- TASK REQUIREMENTS -
Return all lines below containing the word "this".

- RECORDED INFORMATION -
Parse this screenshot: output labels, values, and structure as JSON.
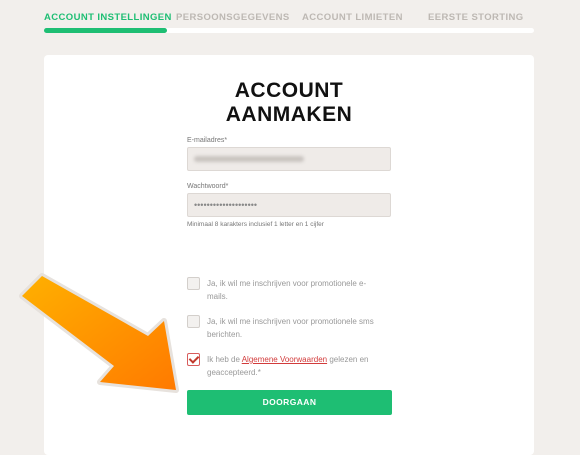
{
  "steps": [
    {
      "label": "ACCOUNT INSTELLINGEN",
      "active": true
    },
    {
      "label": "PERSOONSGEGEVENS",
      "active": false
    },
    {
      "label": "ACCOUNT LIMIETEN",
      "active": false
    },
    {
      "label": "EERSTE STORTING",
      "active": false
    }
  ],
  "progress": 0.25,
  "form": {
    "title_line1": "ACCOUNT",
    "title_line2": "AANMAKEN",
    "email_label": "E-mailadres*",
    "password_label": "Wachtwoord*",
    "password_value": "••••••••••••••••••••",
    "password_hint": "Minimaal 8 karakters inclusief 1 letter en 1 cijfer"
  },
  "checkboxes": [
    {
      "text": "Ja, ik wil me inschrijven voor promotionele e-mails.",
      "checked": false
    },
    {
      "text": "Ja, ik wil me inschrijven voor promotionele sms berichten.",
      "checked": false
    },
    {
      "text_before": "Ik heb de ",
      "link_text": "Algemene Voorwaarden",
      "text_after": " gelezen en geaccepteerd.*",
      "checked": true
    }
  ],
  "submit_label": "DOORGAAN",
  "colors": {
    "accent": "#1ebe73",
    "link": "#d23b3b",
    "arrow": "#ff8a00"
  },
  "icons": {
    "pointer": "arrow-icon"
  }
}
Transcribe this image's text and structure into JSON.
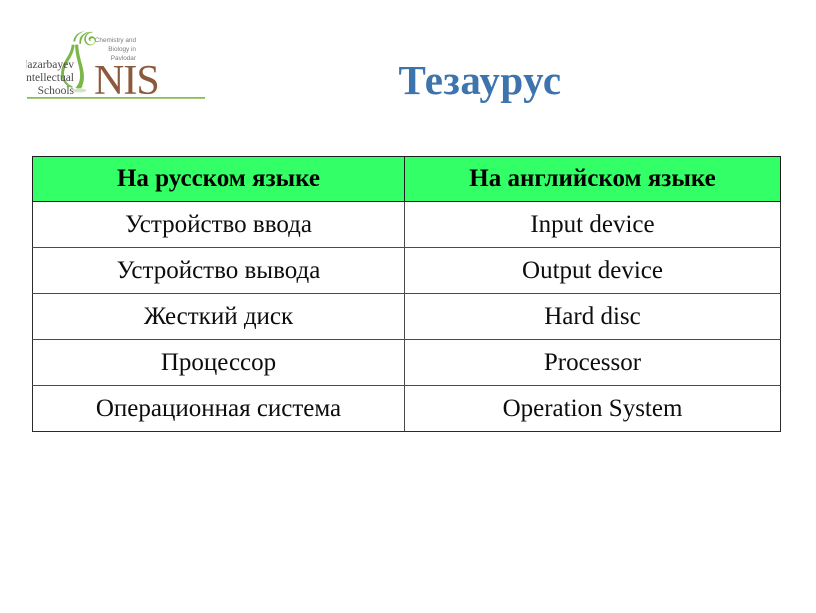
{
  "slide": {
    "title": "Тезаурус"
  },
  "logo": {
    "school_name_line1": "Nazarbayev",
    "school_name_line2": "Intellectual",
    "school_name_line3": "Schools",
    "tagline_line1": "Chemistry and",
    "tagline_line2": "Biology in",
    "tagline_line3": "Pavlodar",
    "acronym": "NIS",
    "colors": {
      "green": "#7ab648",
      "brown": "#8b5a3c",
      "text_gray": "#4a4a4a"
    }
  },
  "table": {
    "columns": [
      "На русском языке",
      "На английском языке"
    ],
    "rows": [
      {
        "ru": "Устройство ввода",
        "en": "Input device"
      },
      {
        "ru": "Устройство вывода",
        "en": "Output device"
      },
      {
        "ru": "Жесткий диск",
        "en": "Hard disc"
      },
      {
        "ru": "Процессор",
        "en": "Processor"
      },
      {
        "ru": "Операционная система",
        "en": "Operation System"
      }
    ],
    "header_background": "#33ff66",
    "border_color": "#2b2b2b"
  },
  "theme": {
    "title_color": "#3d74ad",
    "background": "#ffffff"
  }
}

---

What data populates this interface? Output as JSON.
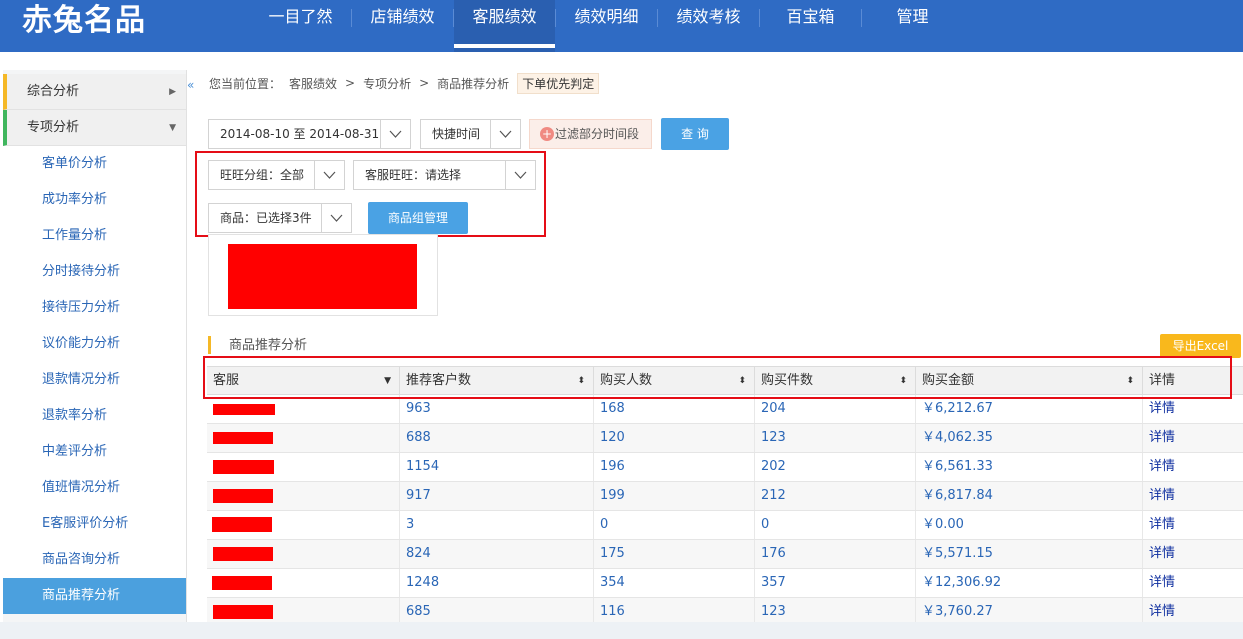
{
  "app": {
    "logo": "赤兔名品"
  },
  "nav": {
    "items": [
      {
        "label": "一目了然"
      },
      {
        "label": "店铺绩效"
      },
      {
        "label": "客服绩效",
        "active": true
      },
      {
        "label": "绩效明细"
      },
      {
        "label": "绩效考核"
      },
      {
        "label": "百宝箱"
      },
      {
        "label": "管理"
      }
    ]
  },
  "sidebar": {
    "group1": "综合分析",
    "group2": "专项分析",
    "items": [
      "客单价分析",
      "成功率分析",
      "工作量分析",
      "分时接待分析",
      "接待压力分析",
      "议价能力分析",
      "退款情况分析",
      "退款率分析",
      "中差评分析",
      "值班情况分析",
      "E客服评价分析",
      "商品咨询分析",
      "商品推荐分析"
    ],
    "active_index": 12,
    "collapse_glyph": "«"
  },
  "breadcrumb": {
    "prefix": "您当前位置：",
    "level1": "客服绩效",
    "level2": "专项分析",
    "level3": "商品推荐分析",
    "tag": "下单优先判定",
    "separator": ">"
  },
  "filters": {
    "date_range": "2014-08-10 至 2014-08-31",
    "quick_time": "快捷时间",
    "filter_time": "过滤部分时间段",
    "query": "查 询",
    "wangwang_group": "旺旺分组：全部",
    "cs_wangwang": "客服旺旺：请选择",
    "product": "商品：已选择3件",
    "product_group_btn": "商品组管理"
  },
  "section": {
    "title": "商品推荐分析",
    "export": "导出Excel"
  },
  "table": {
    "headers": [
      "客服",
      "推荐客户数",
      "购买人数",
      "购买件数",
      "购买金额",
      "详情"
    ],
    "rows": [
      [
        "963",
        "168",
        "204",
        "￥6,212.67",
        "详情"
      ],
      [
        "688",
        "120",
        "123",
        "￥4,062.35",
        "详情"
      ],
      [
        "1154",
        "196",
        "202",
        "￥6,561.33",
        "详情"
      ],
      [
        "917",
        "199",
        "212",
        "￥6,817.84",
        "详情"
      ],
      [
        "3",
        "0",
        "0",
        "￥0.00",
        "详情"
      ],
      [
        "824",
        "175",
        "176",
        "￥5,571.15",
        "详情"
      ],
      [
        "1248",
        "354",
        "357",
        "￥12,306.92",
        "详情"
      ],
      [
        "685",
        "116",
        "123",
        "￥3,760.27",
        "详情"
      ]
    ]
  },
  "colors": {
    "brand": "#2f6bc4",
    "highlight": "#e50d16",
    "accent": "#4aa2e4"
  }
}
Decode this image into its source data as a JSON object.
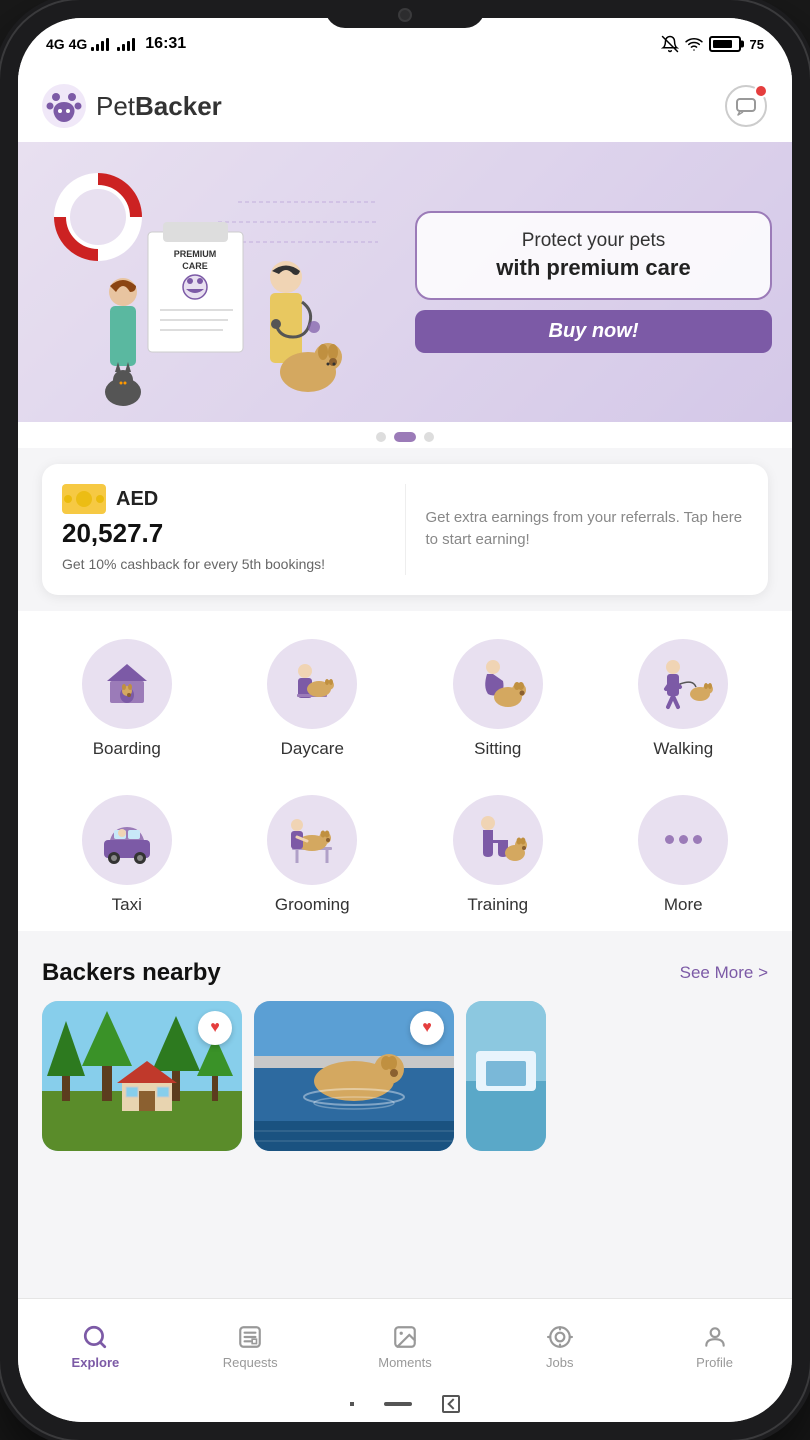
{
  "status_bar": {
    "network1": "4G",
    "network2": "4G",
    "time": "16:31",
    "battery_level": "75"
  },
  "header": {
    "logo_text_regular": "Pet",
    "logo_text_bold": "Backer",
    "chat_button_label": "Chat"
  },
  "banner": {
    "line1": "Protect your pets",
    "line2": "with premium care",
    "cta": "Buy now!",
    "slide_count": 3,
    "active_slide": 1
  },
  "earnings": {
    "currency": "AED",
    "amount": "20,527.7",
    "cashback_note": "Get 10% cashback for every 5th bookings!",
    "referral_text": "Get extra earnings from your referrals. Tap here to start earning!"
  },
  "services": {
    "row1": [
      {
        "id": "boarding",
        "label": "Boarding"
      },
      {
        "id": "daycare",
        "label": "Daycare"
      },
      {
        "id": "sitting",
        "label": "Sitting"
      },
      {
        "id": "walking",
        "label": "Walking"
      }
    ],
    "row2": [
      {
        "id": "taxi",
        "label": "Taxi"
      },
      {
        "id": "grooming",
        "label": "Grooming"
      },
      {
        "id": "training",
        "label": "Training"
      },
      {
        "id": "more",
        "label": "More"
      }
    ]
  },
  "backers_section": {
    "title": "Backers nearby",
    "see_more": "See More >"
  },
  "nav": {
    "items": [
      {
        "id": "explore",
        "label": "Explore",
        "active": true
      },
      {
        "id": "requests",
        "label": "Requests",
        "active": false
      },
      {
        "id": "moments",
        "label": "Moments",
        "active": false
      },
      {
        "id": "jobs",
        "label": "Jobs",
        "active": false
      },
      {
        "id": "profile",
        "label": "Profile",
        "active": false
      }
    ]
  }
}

- EXPECTED ANSWER -
Parse this screenshot: output labels, values, and structure as JSON.
Transcribe this image's text and structure into JSON.
What data populates this interface? Output as JSON.
Decode this image into its source data as a JSON object.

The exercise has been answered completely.